#### [Given instruction]
Scan the listing below. Report each line that includes "support".

»»

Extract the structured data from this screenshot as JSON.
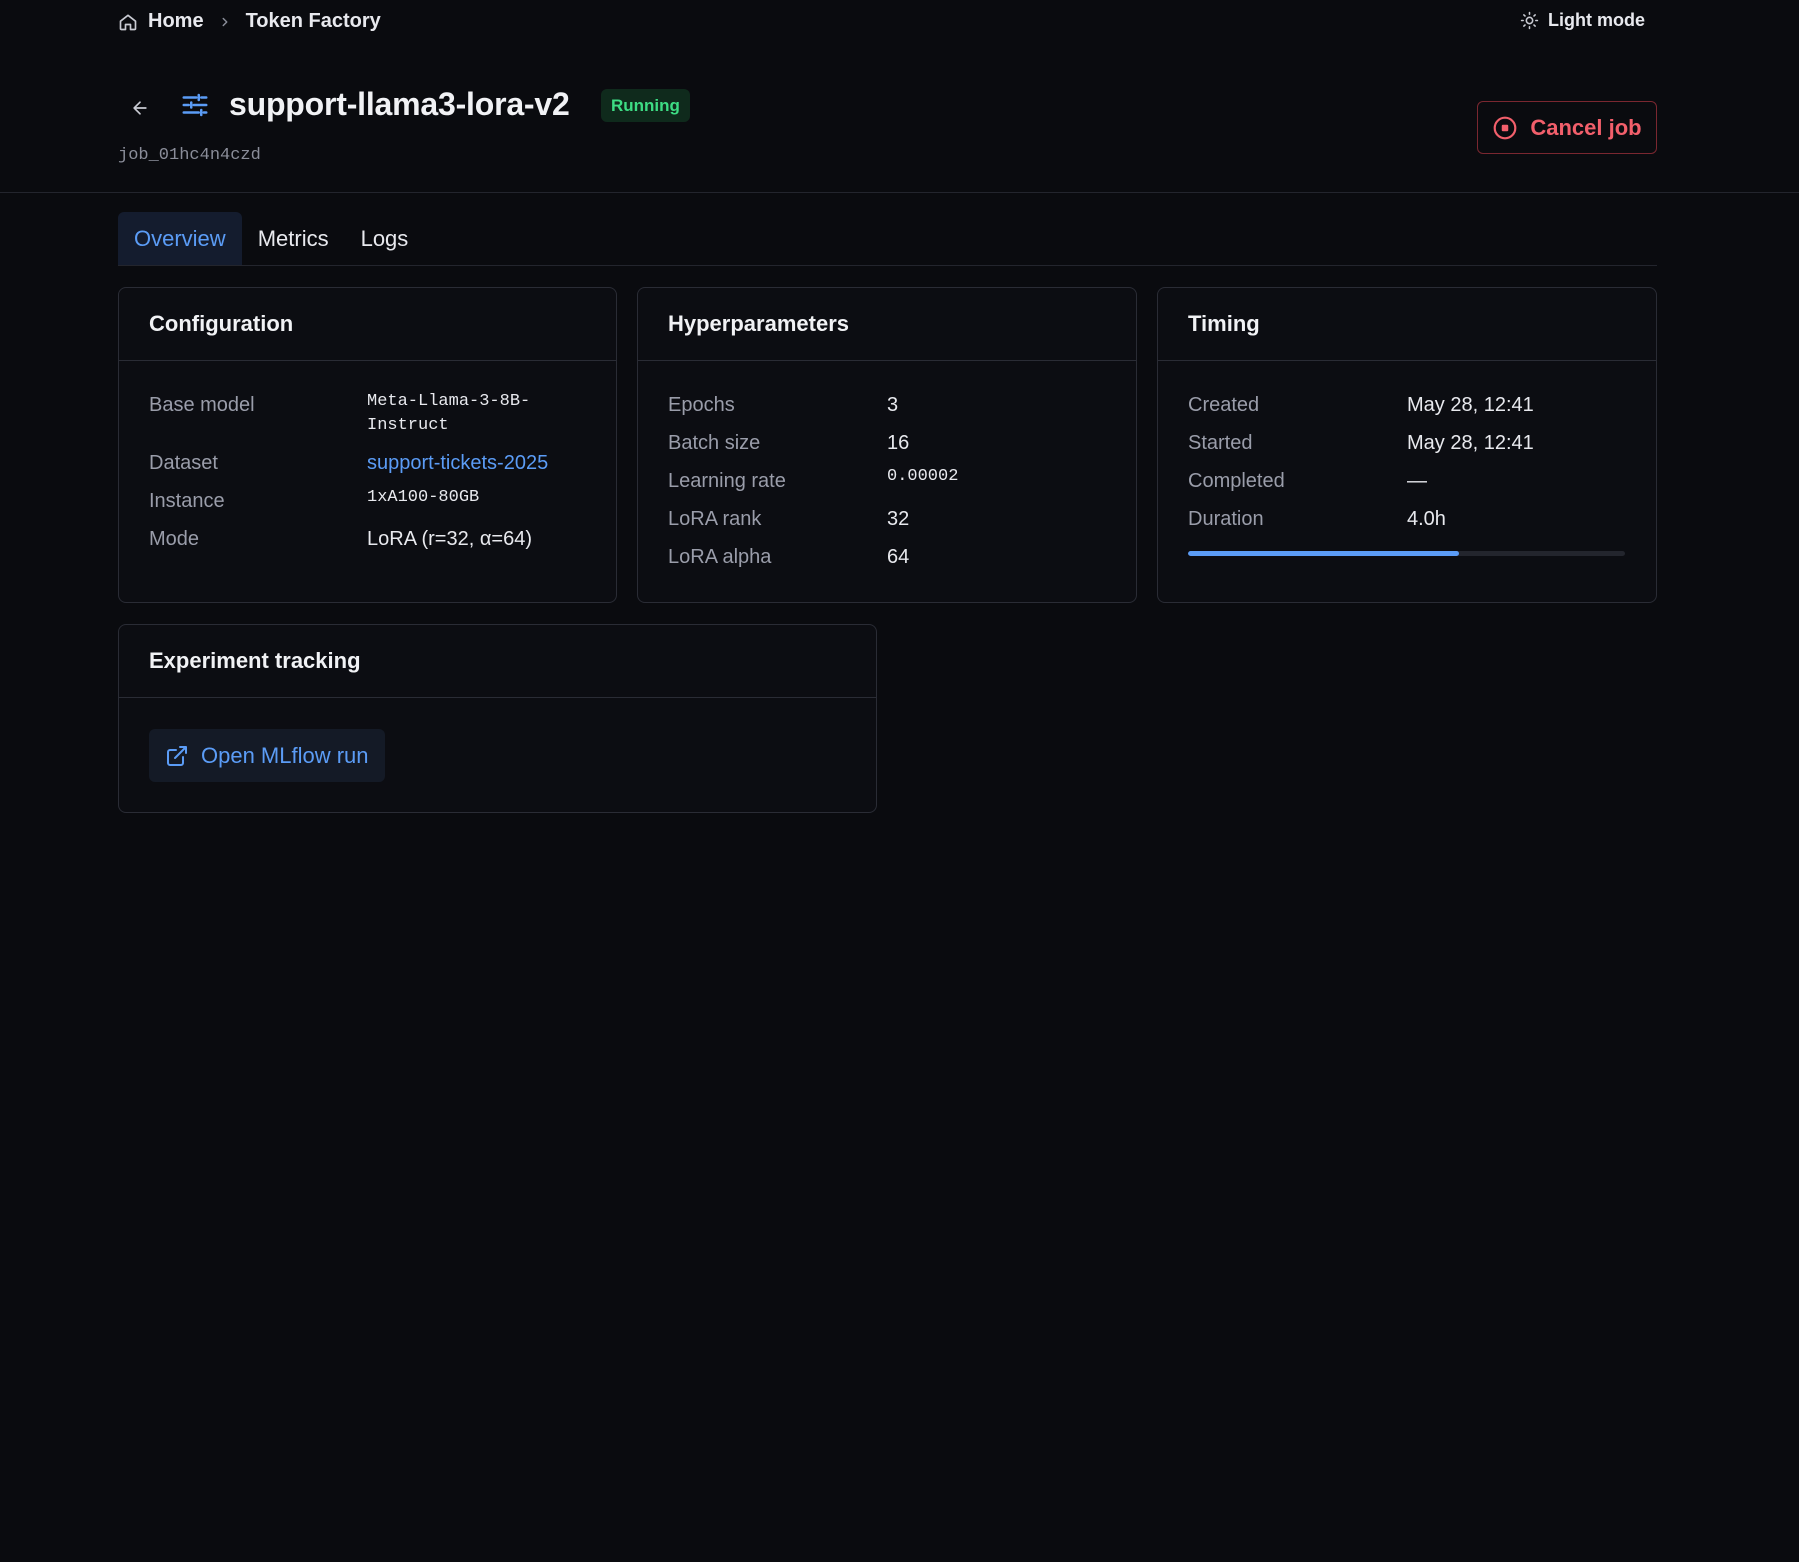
{
  "breadcrumb": {
    "home_label": "Home",
    "current_label": "Token Factory"
  },
  "theme_toggle": {
    "label": "Light mode",
    "icon": "sun-icon"
  },
  "job": {
    "title": "support-llama3-lora-v2",
    "status": "Running",
    "id": "job_01hc4n4czd"
  },
  "actions": {
    "cancel_label": "Cancel job"
  },
  "tabs": [
    {
      "label": "Overview",
      "active": true
    },
    {
      "label": "Metrics",
      "active": false
    },
    {
      "label": "Logs",
      "active": false
    }
  ],
  "configuration": {
    "title": "Configuration",
    "rows": [
      {
        "label": "Base model",
        "value_line1": "Meta-Llama-3-8B-",
        "value_line2": "Instruct"
      },
      {
        "label": "Dataset",
        "value": "support-tickets-2025"
      },
      {
        "label": "Instance",
        "value": "1xA100-80GB"
      },
      {
        "label": "Mode",
        "value": "LoRA (r=32, α=64)"
      }
    ]
  },
  "hyperparameters": {
    "title": "Hyperparameters",
    "rows": [
      {
        "label": "Epochs",
        "value": "3"
      },
      {
        "label": "Batch size",
        "value": "16"
      },
      {
        "label": "Learning rate",
        "value": "0.00002"
      },
      {
        "label": "LoRA rank",
        "value": "32"
      },
      {
        "label": "LoRA alpha",
        "value": "64"
      }
    ]
  },
  "timing": {
    "title": "Timing",
    "rows": [
      {
        "label": "Created",
        "value": "May 28, 12:41"
      },
      {
        "label": "Started",
        "value": "May 28, 12:41"
      },
      {
        "label": "Completed",
        "value": "—"
      },
      {
        "label": "Duration",
        "value": "4.0h"
      }
    ],
    "progress_percent": 62
  },
  "experiment_tracking": {
    "title": "Experiment tracking",
    "button_label": "Open MLflow run"
  },
  "colors": {
    "background": "#0a0b0f",
    "accent": "#5b9cf6",
    "running": "#3ddc84",
    "danger": "#f25f6b"
  }
}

««

#### [Worked answer]
    "title": "support-llama3-lora-v2",
        "value": "support-tickets-2025"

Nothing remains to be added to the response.